* INSTRUCTION *
Write out the material exactly, without any of its pictures.

-- start --

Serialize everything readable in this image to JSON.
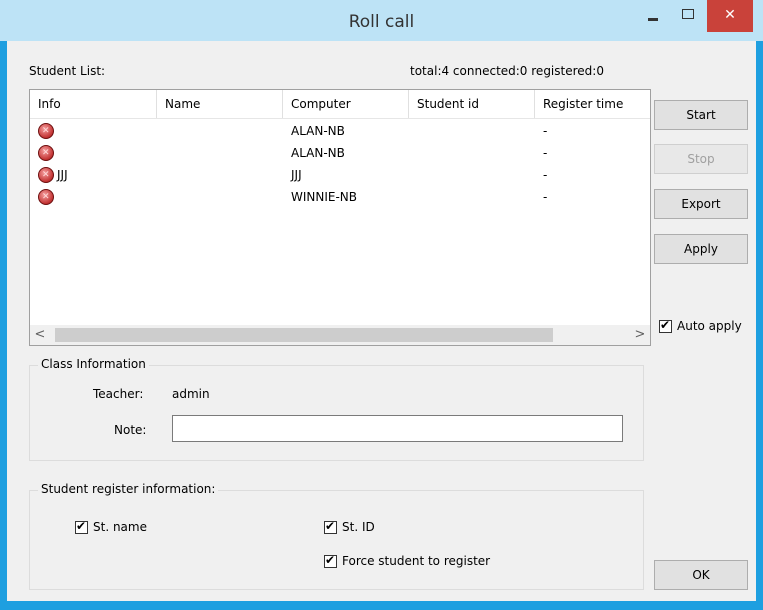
{
  "window": {
    "title": "Roll call",
    "close_glyph": "✕"
  },
  "summary": {
    "student_list_label": "Student List:",
    "counts": "total:4  connected:0   registered:0"
  },
  "table": {
    "columns": [
      "Info",
      "Name",
      "Computer",
      "Student id",
      "Register time"
    ],
    "rows": [
      {
        "status_icon": "disconnected-icon",
        "info": "",
        "name": "",
        "computer": "ALAN-NB",
        "student_id": "",
        "register_time": "-"
      },
      {
        "status_icon": "disconnected-icon",
        "info": "",
        "name": "",
        "computer": "ALAN-NB",
        "student_id": "",
        "register_time": "-"
      },
      {
        "status_icon": "disconnected-icon",
        "info": "JJJ",
        "name": "",
        "computer": "JJJ",
        "student_id": "",
        "register_time": "-"
      },
      {
        "status_icon": "disconnected-icon",
        "info": "",
        "name": "",
        "computer": "WINNIE-NB",
        "student_id": "",
        "register_time": "-"
      }
    ],
    "scroll_left": "<",
    "scroll_right": ">"
  },
  "buttons": {
    "start": "Start",
    "stop": "Stop",
    "export": "Export",
    "apply": "Apply",
    "ok": "OK"
  },
  "auto_apply": {
    "label": "Auto apply",
    "checked": true
  },
  "class_info": {
    "title": "Class Information",
    "teacher_label": "Teacher:",
    "teacher_value": "admin",
    "note_label": "Note:",
    "note_value": ""
  },
  "register_info": {
    "title": "Student register information:",
    "st_name": {
      "label": "St. name",
      "checked": true
    },
    "st_id": {
      "label": "St. ID",
      "checked": true
    },
    "force": {
      "label": "Force student to register",
      "checked": true
    }
  },
  "colors": {
    "title_bar": "#bde3f6",
    "window_border": "#1e9fe0",
    "close_button": "#c9423a",
    "status_icon": "#c23232"
  }
}
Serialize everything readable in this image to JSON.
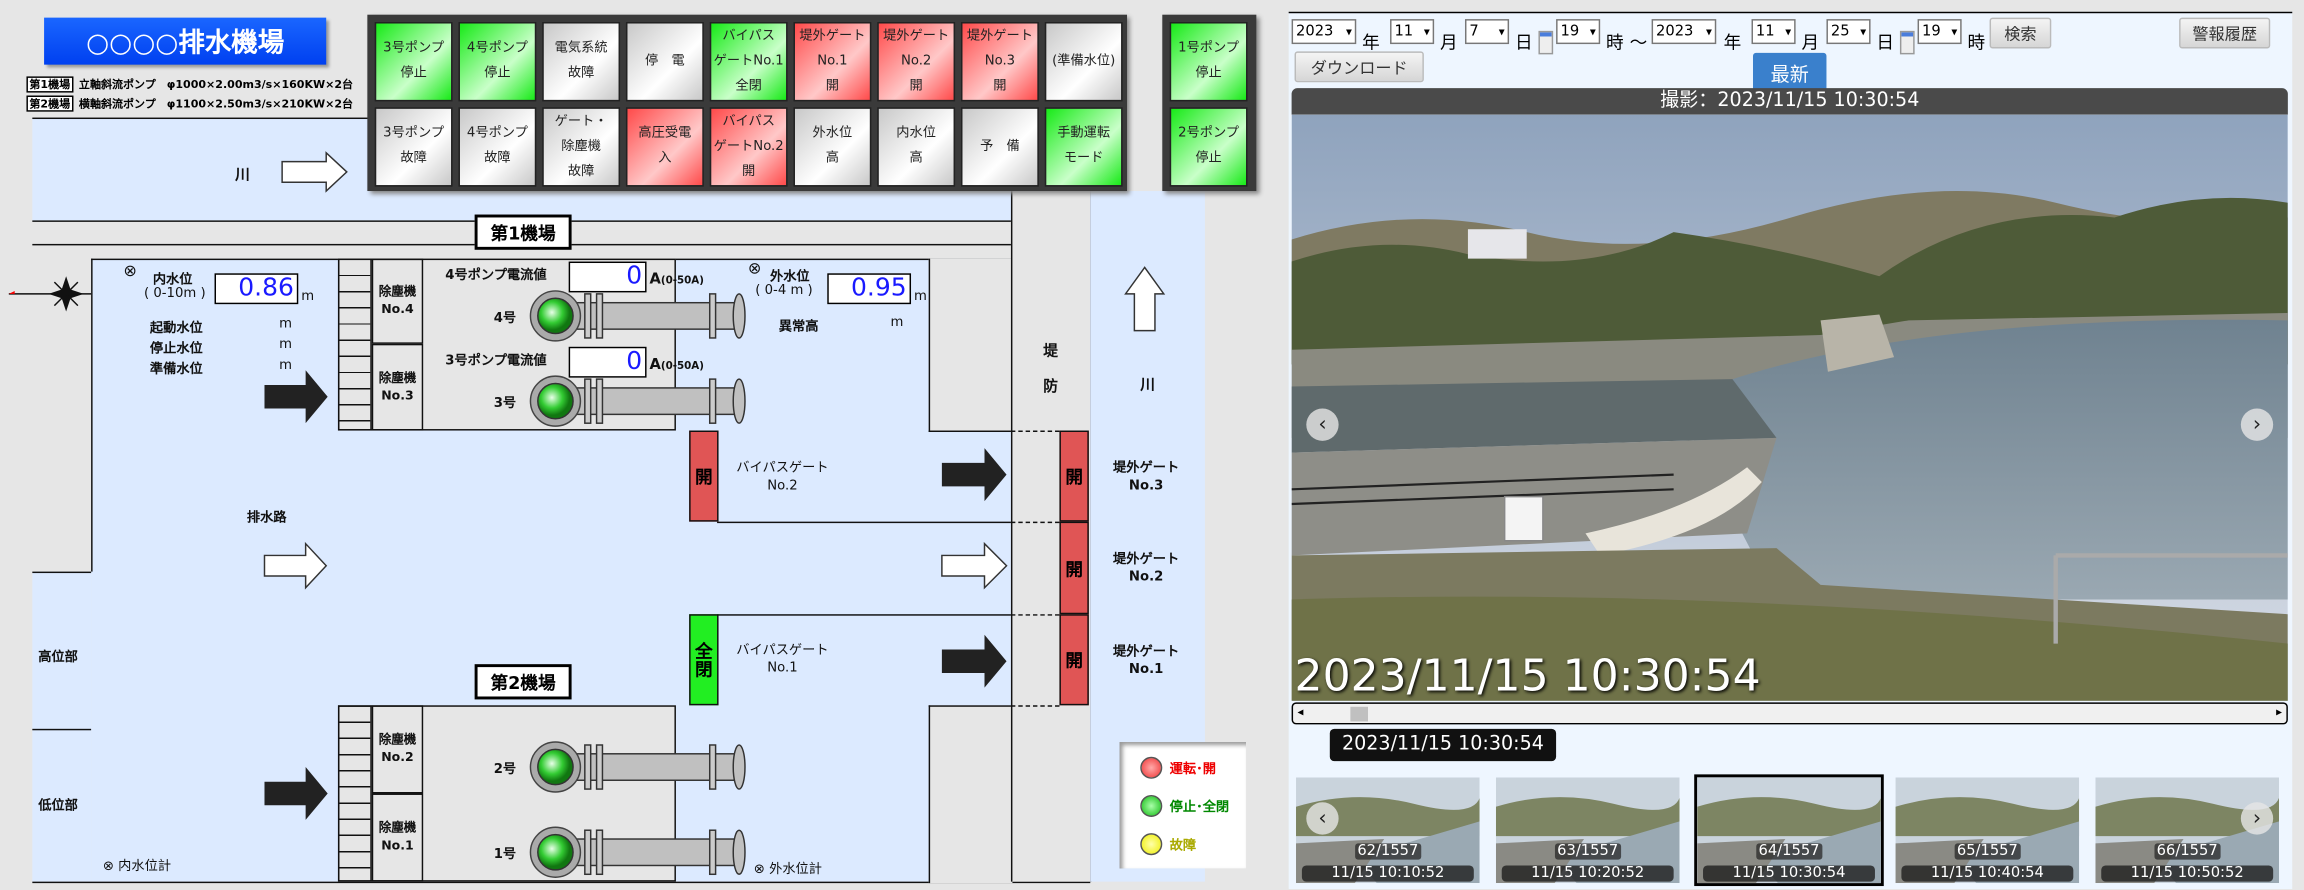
{
  "header": {
    "title": "○○○○排水機場",
    "spec1_tag": "第1機場",
    "spec1_text": "立軸斜流ポンプ　φ1000×2.00m3/s×160KW×2台",
    "spec2_tag": "第2機場",
    "spec2_text": "横軸斜流ポンプ　φ1100×2.50m3/s×210KW×2台"
  },
  "panel": {
    "cells": [
      {
        "lines": [
          "3号ポンプ",
          "停止"
        ],
        "state": "g"
      },
      {
        "lines": [
          "4号ポンプ",
          "停止"
        ],
        "state": "g"
      },
      {
        "lines": [
          "電気系統",
          "故障"
        ],
        "state": "n"
      },
      {
        "lines": [
          "停　電"
        ],
        "state": "n"
      },
      {
        "lines": [
          "バイパス",
          "ゲートNo.1",
          "全閉"
        ],
        "state": "g"
      },
      {
        "lines": [
          "堤外ゲート",
          "No.1",
          "開"
        ],
        "state": "r"
      },
      {
        "lines": [
          "堤外ゲート",
          "No.2",
          "開"
        ],
        "state": "r"
      },
      {
        "lines": [
          "堤外ゲート",
          "No.3",
          "開"
        ],
        "state": "r"
      },
      {
        "lines": [
          "(準備水位)"
        ],
        "state": "n"
      },
      {
        "lines": [
          "3号ポンプ",
          "故障"
        ],
        "state": "n"
      },
      {
        "lines": [
          "4号ポンプ",
          "故障"
        ],
        "state": "n"
      },
      {
        "lines": [
          "ゲート・",
          "除塵機",
          "故障"
        ],
        "state": "n"
      },
      {
        "lines": [
          "高圧受電",
          "入"
        ],
        "state": "r"
      },
      {
        "lines": [
          "バイパス",
          "ゲートNo.2",
          "開"
        ],
        "state": "r"
      },
      {
        "lines": [
          "外水位",
          "高"
        ],
        "state": "n"
      },
      {
        "lines": [
          "内水位",
          "高"
        ],
        "state": "n"
      },
      {
        "lines": [
          "予　備"
        ],
        "state": "n"
      },
      {
        "lines": [
          "手動運転",
          "モード"
        ],
        "state": "g"
      }
    ],
    "side_cells": [
      {
        "lines": [
          "1号ポンプ",
          "停止"
        ],
        "state": "g"
      },
      {
        "lines": [
          "2号ポンプ",
          "停止"
        ],
        "state": "g"
      }
    ]
  },
  "colors": {
    "g": "#17ea17",
    "r": "#ff4a4a",
    "n": "#c8c8c8"
  },
  "schematic": {
    "river": "川",
    "river2": "川",
    "station1": "第1機場",
    "station2": "第2機場",
    "inner_level": {
      "label": "内水位",
      "range": "( 0-10m )",
      "value": "0.86",
      "unit": "m"
    },
    "outer_level": {
      "label": "外水位",
      "range": "( 0-4 m )",
      "value": "0.95",
      "unit": "m"
    },
    "start_level": "起動水位",
    "stop_level": "停止水位",
    "ready_level": "準備水位",
    "m": "m",
    "abnormal": "異常高",
    "pump4_current": {
      "label": "4号ポンプ電流値",
      "value": "0",
      "unit": "A",
      "range": "(0-50A)"
    },
    "pump3_current": {
      "label": "3号ポンプ電流値",
      "value": "0",
      "unit": "A",
      "range": "(0-50A)"
    },
    "pumps": {
      "p4": "4号",
      "p3": "3号",
      "p2": "2号",
      "p1": "1号"
    },
    "screens": {
      "s4": [
        "除塵機",
        "No.4"
      ],
      "s3": [
        "除塵機",
        "No.3"
      ],
      "s2": [
        "除塵機",
        "No.2"
      ],
      "s1": [
        "除塵機",
        "No.1"
      ]
    },
    "drain": "排水路",
    "high": "高位部",
    "low": "低位部",
    "inner_gauge": "内水位計",
    "outer_gauge": "外水位計",
    "bypass2": {
      "name": "バイパスゲート",
      "no": "No.2",
      "state": "開"
    },
    "bypass1": {
      "name": "バイパスゲート",
      "no": "No.1",
      "state": "全閉"
    },
    "levee": [
      "堤",
      "防"
    ],
    "gate3": {
      "name": "堤外ゲート",
      "no": "No.3",
      "state": "開"
    },
    "gate2": {
      "name": "堤外ゲート",
      "no": "No.2",
      "state": "開"
    },
    "gate1": {
      "name": "堤外ゲート",
      "no": "No.1",
      "state": "開"
    }
  },
  "legend": {
    "run": "運転･開",
    "stop": "停止･全閉",
    "fault": "故障"
  },
  "camera": {
    "from": {
      "year": "2023",
      "month": "11",
      "day": "7",
      "hour": "19"
    },
    "to": {
      "year": "2023",
      "month": "11",
      "day": "25",
      "hour": "19"
    },
    "u_year": "年",
    "u_month": "月",
    "u_day": "日",
    "u_hour": "時",
    "tilde": "～",
    "search": "検索",
    "alarm_history": "警報履歴",
    "download": "ダウンロード",
    "latest": "最新",
    "caption": "撮影：2023/11/15 10:30:54",
    "overlay": "2023/11/15 10:30:54",
    "tooltip": "2023/11/15 10:30:54",
    "thumbs": [
      {
        "count": "62/1557",
        "time": "11/15 10:10:52"
      },
      {
        "count": "63/1557",
        "time": "11/15 10:20:52"
      },
      {
        "count": "64/1557",
        "time": "11/15 10:30:54",
        "selected": true
      },
      {
        "count": "65/1557",
        "time": "11/15 10:40:54"
      },
      {
        "count": "66/1557",
        "time": "11/15 10:50:52"
      }
    ]
  }
}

-- end --

* WRITTEN RESPONSE *
Serialize everything readable in this image to JSON.
{
  "window": {
    "title": "Roll call",
    "close_glyph": "✕"
  },
  "summary": {
    "student_list_label": "Student List:",
    "counts": "total:4  connected:0   registered:0"
  },
  "table": {
    "columns": [
      "Info",
      "Name",
      "Computer",
      "Student id",
      "Register time"
    ],
    "rows": [
      {
        "status_icon": "disconnected-icon",
        "info": "",
        "name": "",
        "computer": "ALAN-NB",
        "student_id": "",
        "register_time": "-"
      },
      {
        "status_icon": "disconnected-icon",
        "info": "",
        "name": "",
        "computer": "ALAN-NB",
        "student_id": "",
        "register_time": "-"
      },
      {
        "status_icon": "disconnected-icon",
        "info": "JJJ",
        "name": "",
        "computer": "JJJ",
        "student_id": "",
        "register_time": "-"
      },
      {
        "status_icon": "disconnected-icon",
        "info": "",
        "name": "",
        "computer": "WINNIE-NB",
        "student_id": "",
        "register_time": "-"
      }
    ],
    "scroll_left": "<",
    "scroll_right": ">"
  },
  "buttons": {
    "start": "Start",
    "stop": "Stop",
    "export": "Export",
    "apply": "Apply",
    "ok": "OK"
  },
  "auto_apply": {
    "label": "Auto apply",
    "checked": true
  },
  "class_info": {
    "title": "Class Information",
    "teacher_label": "Teacher:",
    "teacher_value": "admin",
    "note_label": "Note:",
    "note_value": ""
  },
  "register_info": {
    "title": "Student register information:",
    "st_name": {
      "label": "St. name",
      "checked": true
    },
    "st_id": {
      "label": "St. ID",
      "checked": true
    },
    "force": {
      "label": "Force student to register",
      "checked": true
    }
  },
  "colors": {
    "title_bar": "#bde3f6",
    "window_border": "#1e9fe0",
    "close_button": "#c9423a",
    "status_icon": "#c23232"
  }
}
Serialize everything readable in this image to JSON.
{
  "header": {
    "title": "○○○○排水機場",
    "spec1_tag": "第1機場",
    "spec1_text": "立軸斜流ポンプ　φ1000×2.00m3/s×160KW×2台",
    "spec2_tag": "第2機場",
    "spec2_text": "横軸斜流ポンプ　φ1100×2.50m3/s×210KW×2台"
  },
  "panel": {
    "cells": [
      {
        "lines": [
          "3号ポンプ",
          "停止"
        ],
        "state": "g"
      },
      {
        "lines": [
          "4号ポンプ",
          "停止"
        ],
        "state": "g"
      },
      {
        "lines": [
          "電気系統",
          "故障"
        ],
        "state": "n"
      },
      {
        "lines": [
          "停　電"
        ],
        "state": "n"
      },
      {
        "lines": [
          "バイパス",
          "ゲートNo.1",
          "全閉"
        ],
        "state": "g"
      },
      {
        "lines": [
          "堤外ゲート",
          "No.1",
          "開"
        ],
        "state": "r"
      },
      {
        "lines": [
          "堤外ゲート",
          "No.2",
          "開"
        ],
        "state": "r"
      },
      {
        "lines": [
          "堤外ゲート",
          "No.3",
          "開"
        ],
        "state": "r"
      },
      {
        "lines": [
          "(準備水位)"
        ],
        "state": "n"
      },
      {
        "lines": [
          "3号ポンプ",
          "故障"
        ],
        "state": "n"
      },
      {
        "lines": [
          "4号ポンプ",
          "故障"
        ],
        "state": "n"
      },
      {
        "lines": [
          "ゲート・",
          "除塵機",
          "故障"
        ],
        "state": "n"
      },
      {
        "lines": [
          "高圧受電",
          "入"
        ],
        "state": "r"
      },
      {
        "lines": [
          "バイパス",
          "ゲートNo.2",
          "開"
        ],
        "state": "r"
      },
      {
        "lines": [
          "外水位",
          "高"
        ],
        "state": "n"
      },
      {
        "lines": [
          "内水位",
          "高"
        ],
        "state": "n"
      },
      {
        "lines": [
          "予　備"
        ],
        "state": "n"
      },
      {
        "lines": [
          "手動運転",
          "モード"
        ],
        "state": "g"
      }
    ],
    "side_cells": [
      {
        "lines": [
          "1号ポンプ",
          "停止"
        ],
        "state": "g"
      },
      {
        "lines": [
          "2号ポンプ",
          "停止"
        ],
        "state": "g"
      }
    ]
  },
  "colors": {
    "g": "#17ea17",
    "r": "#ff4a4a",
    "n": "#c8c8c8"
  },
  "schematic": {
    "river": "川",
    "river2": "川",
    "station1": "第1機場",
    "station2": "第2機場",
    "inner_level": {
      "label": "内水位",
      "range": "( 0-10m )",
      "value": "0.86",
      "unit": "m"
    },
    "outer_level": {
      "label": "外水位",
      "range": "( 0-4 m )",
      "value": "0.95",
      "unit": "m"
    },
    "start_level": "起動水位",
    "stop_level": "停止水位",
    "ready_level": "準備水位",
    "m": "m",
    "abnormal": "異常高",
    "pump4_current": {
      "label": "4号ポンプ電流値",
      "value": "0",
      "unit": "A",
      "range": "(0-50A)"
    },
    "pump3_current": {
      "label": "3号ポンプ電流値",
      "value": "0",
      "unit": "A",
      "range": "(0-50A)"
    },
    "pumps": {
      "p4": "4号",
      "p3": "3号",
      "p2": "2号",
      "p1": "1号"
    },
    "screens": {
      "s4": [
        "除塵機",
        "No.4"
      ],
      "s3": [
        "除塵機",
        "No.3"
      ],
      "s2": [
        "除塵機",
        "No.2"
      ],
      "s1": [
        "除塵機",
        "No.1"
      ]
    },
    "drain": "排水路",
    "high": "高位部",
    "low": "低位部",
    "inner_gauge": "内水位計",
    "outer_gauge": "外水位計",
    "bypass2": {
      "name": "バイパスゲート",
      "no": "No.2",
      "state": "開"
    },
    "bypass1": {
      "name": "バイパスゲート",
      "no": "No.1",
      "state": "全閉"
    },
    "levee": [
      "堤",
      "防"
    ],
    "gate3": {
      "name": "堤外ゲート",
      "no": "No.3",
      "state": "開"
    },
    "gate2": {
      "name": "堤外ゲート",
      "no": "No.2",
      "state": "開"
    },
    "gate1": {
      "name": "堤外ゲート",
      "no": "No.1",
      "state": "開"
    }
  },
  "legend": {
    "run": "運転･開",
    "stop": "停止･全閉",
    "fault": "故障"
  },
  "camera": {
    "from": {
      "year": "2023",
      "month": "11",
      "day": "7",
      "hour": "19"
    },
    "to": {
      "year": "2023",
      "month": "11",
      "day": "25",
      "hour": "19"
    },
    "u_year": "年",
    "u_month": "月",
    "u_day": "日",
    "u_hour": "時",
    "tilde": "～",
    "search": "検索",
    "alarm_history": "警報履歴",
    "download": "ダウンロード",
    "latest": "最新",
    "caption": "撮影：2023/11/15 10:30:54",
    "overlay": "2023/11/15 10:30:54",
    "tooltip": "2023/11/15 10:30:54",
    "thumbs": [
      {
        "count": "62/1557",
        "time": "11/15 10:10:52"
      },
      {
        "count": "63/1557",
        "time": "11/15 10:20:52"
      },
      {
        "count": "64/1557",
        "time": "11/15 10:30:54",
        "selected": true
      },
      {
        "count": "65/1557",
        "time": "11/15 10:40:54"
      },
      {
        "count": "66/1557",
        "time": "11/15 10:50:52"
      }
    ]
  }
}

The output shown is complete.